++++ Exercise data ++++

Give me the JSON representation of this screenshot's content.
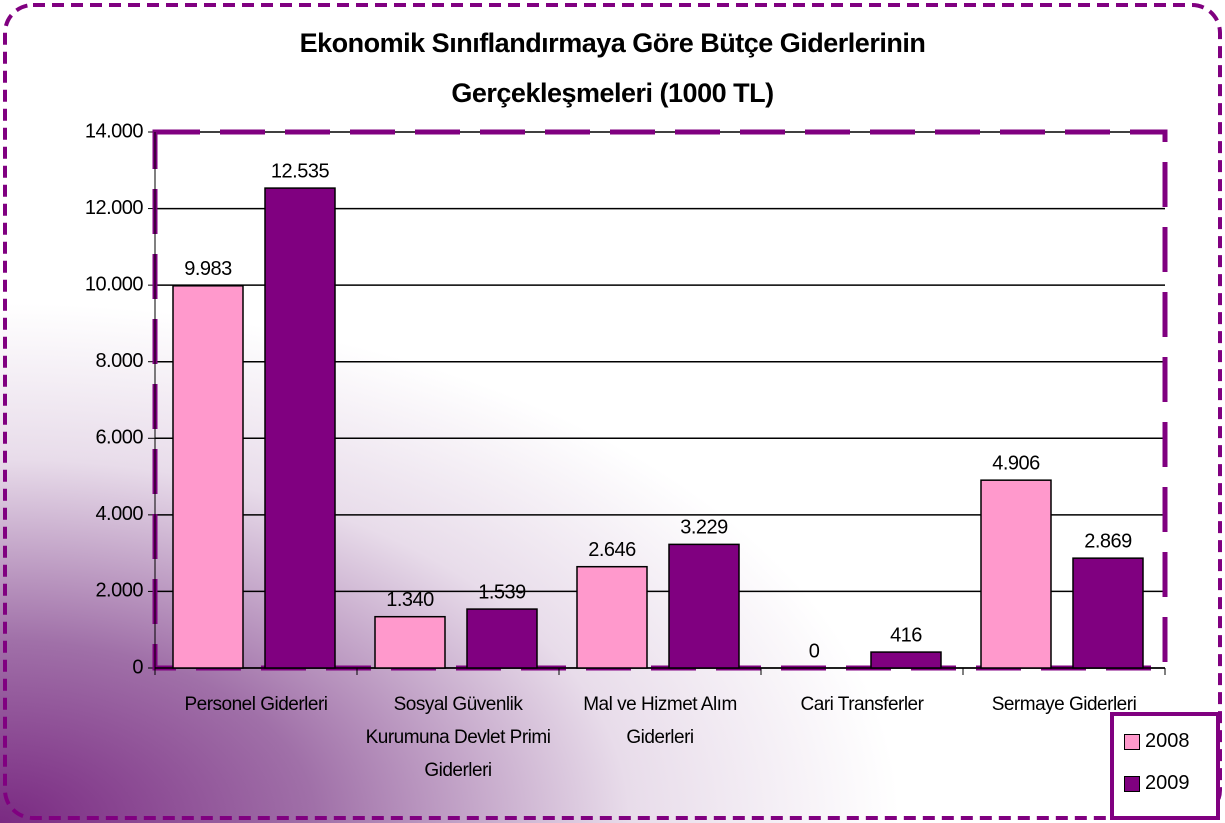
{
  "chart_data": {
    "type": "bar",
    "title": [
      "Ekonomik Sınıflandırmaya Göre Bütçe Giderlerinin",
      "Gerçekleşmeleri (1000 TL)"
    ],
    "categories": [
      "Personel Giderleri",
      "Sosyal Güvenlik Kurumuna Devlet Primi Giderleri",
      "Mal ve Hizmet Alım Giderleri",
      "Cari Transferler",
      "Sermaye Giderleri"
    ],
    "series": [
      {
        "name": "2008",
        "color": "#ff99cc",
        "values": [
          9983,
          1340,
          2646,
          0,
          4906
        ],
        "value_labels": [
          "9.983",
          "1.340",
          "2.646",
          "0",
          "4.906"
        ]
      },
      {
        "name": "2009",
        "color": "#800080",
        "values": [
          12535,
          1539,
          3229,
          416,
          2869
        ],
        "value_labels": [
          "12.535",
          "1.539",
          "3.229",
          "416",
          "2.869"
        ]
      }
    ],
    "ylim": [
      0,
      14000
    ],
    "yticks": [
      0,
      {
        "value": 2000,
        "label": "2.000"
      },
      {
        "value": 4000,
        "label": "4.000"
      },
      {
        "value": 6000,
        "label": "6.000"
      },
      {
        "value": 8000,
        "label": "8.000"
      },
      {
        "value": 10000,
        "label": "10.000"
      },
      {
        "value": 12000,
        "label": "12.000"
      },
      {
        "value": 14000,
        "label": "14.000"
      }
    ],
    "grid": true,
    "legend": "lower-right"
  }
}
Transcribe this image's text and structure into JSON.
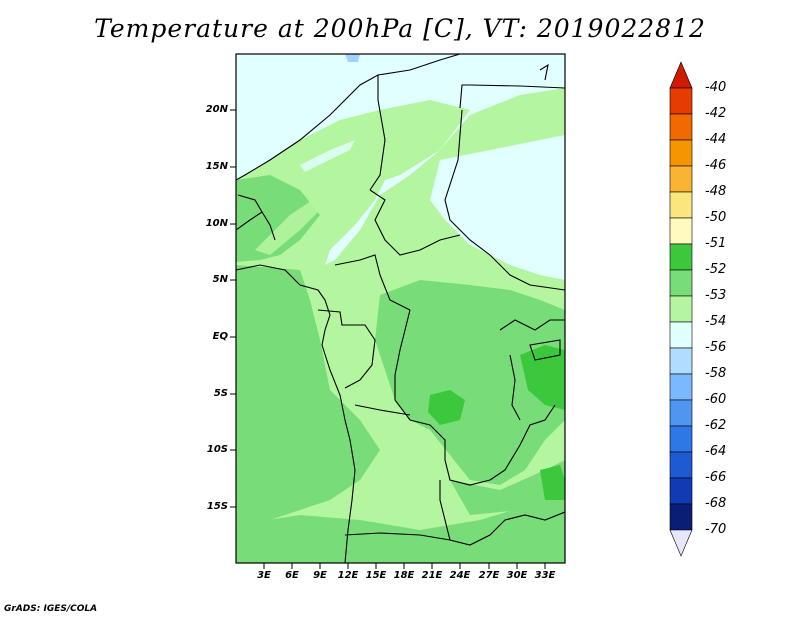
{
  "title": "Temperature at 200hPa [C], VT: 2019022812",
  "credit": "GrADS: IGES/COLA",
  "lat_labels": [
    "20N",
    "15N",
    "10N",
    "5N",
    "EQ",
    "5S",
    "10S",
    "15S"
  ],
  "lon_labels": [
    "3E",
    "6E",
    "9E",
    "12E",
    "15E",
    "18E",
    "21E",
    "24E",
    "27E",
    "30E",
    "33E"
  ],
  "colorbar": {
    "labels": [
      "-40",
      "-42",
      "-44",
      "-46",
      "-48",
      "-50",
      "-51",
      "-52",
      "-53",
      "-54",
      "-56",
      "-58",
      "-60",
      "-62",
      "-64",
      "-66",
      "-68",
      "-70"
    ],
    "colors": [
      "#d21a00",
      "#e63c00",
      "#f06a00",
      "#f59600",
      "#f8b432",
      "#fae67d",
      "#fffbc0",
      "#3cc83c",
      "#78dc78",
      "#b4f5a0",
      "#e1ffff",
      "#afdcff",
      "#7ab9ff",
      "#5096f0",
      "#2d78e6",
      "#1e5ad2",
      "#0f3cb4",
      "#0a1e78",
      "#e6e6ff"
    ]
  },
  "map": {
    "region": "Central Africa",
    "variable": "Temperature at 200hPa",
    "units": "C",
    "valid_time": "2019022812",
    "lon_range": [
      0,
      35
    ],
    "lat_range": [
      -20,
      25
    ]
  }
}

++++

All preceding records should be duplicated verbatim, images excepted.

§ Answer below:
Give me the JSON representation of this screenshot's content.
{
  "chart_data": {
    "type": "bar",
    "title": [
      "Ekonomik Sınıflandırmaya Göre Bütçe Giderlerinin",
      "Gerçekleşmeleri (1000 TL)"
    ],
    "categories": [
      "Personel Giderleri",
      "Sosyal Güvenlik Kurumuna Devlet Primi Giderleri",
      "Mal ve Hizmet Alım Giderleri",
      "Cari Transferler",
      "Sermaye Giderleri"
    ],
    "series": [
      {
        "name": "2008",
        "color": "#ff99cc",
        "values": [
          9983,
          1340,
          2646,
          0,
          4906
        ],
        "value_labels": [
          "9.983",
          "1.340",
          "2.646",
          "0",
          "4.906"
        ]
      },
      {
        "name": "2009",
        "color": "#800080",
        "values": [
          12535,
          1539,
          3229,
          416,
          2869
        ],
        "value_labels": [
          "12.535",
          "1.539",
          "3.229",
          "416",
          "2.869"
        ]
      }
    ],
    "ylim": [
      0,
      14000
    ],
    "yticks": [
      0,
      {
        "value": 2000,
        "label": "2.000"
      },
      {
        "value": 4000,
        "label": "4.000"
      },
      {
        "value": 6000,
        "label": "6.000"
      },
      {
        "value": 8000,
        "label": "8.000"
      },
      {
        "value": 10000,
        "label": "10.000"
      },
      {
        "value": 12000,
        "label": "12.000"
      },
      {
        "value": 14000,
        "label": "14.000"
      }
    ],
    "grid": true,
    "legend": "lower-right"
  }
}
Transcribe this image's text and structure into JSON.
{
  "title": "Temperature at 200hPa [C], VT: 2019022812",
  "credit": "GrADS: IGES/COLA",
  "lat_labels": [
    "20N",
    "15N",
    "10N",
    "5N",
    "EQ",
    "5S",
    "10S",
    "15S"
  ],
  "lon_labels": [
    "3E",
    "6E",
    "9E",
    "12E",
    "15E",
    "18E",
    "21E",
    "24E",
    "27E",
    "30E",
    "33E"
  ],
  "colorbar": {
    "labels": [
      "-40",
      "-42",
      "-44",
      "-46",
      "-48",
      "-50",
      "-51",
      "-52",
      "-53",
      "-54",
      "-56",
      "-58",
      "-60",
      "-62",
      "-64",
      "-66",
      "-68",
      "-70"
    ],
    "colors": [
      "#d21a00",
      "#e63c00",
      "#f06a00",
      "#f59600",
      "#f8b432",
      "#fae67d",
      "#fffbc0",
      "#3cc83c",
      "#78dc78",
      "#b4f5a0",
      "#e1ffff",
      "#afdcff",
      "#7ab9ff",
      "#5096f0",
      "#2d78e6",
      "#1e5ad2",
      "#0f3cb4",
      "#0a1e78",
      "#e6e6ff"
    ]
  },
  "map": {
    "region": "Central Africa",
    "variable": "Temperature at 200hPa",
    "units": "C",
    "valid_time": "2019022812",
    "lon_range": [
      0,
      35
    ],
    "lat_range": [
      -20,
      25
    ]
  }
}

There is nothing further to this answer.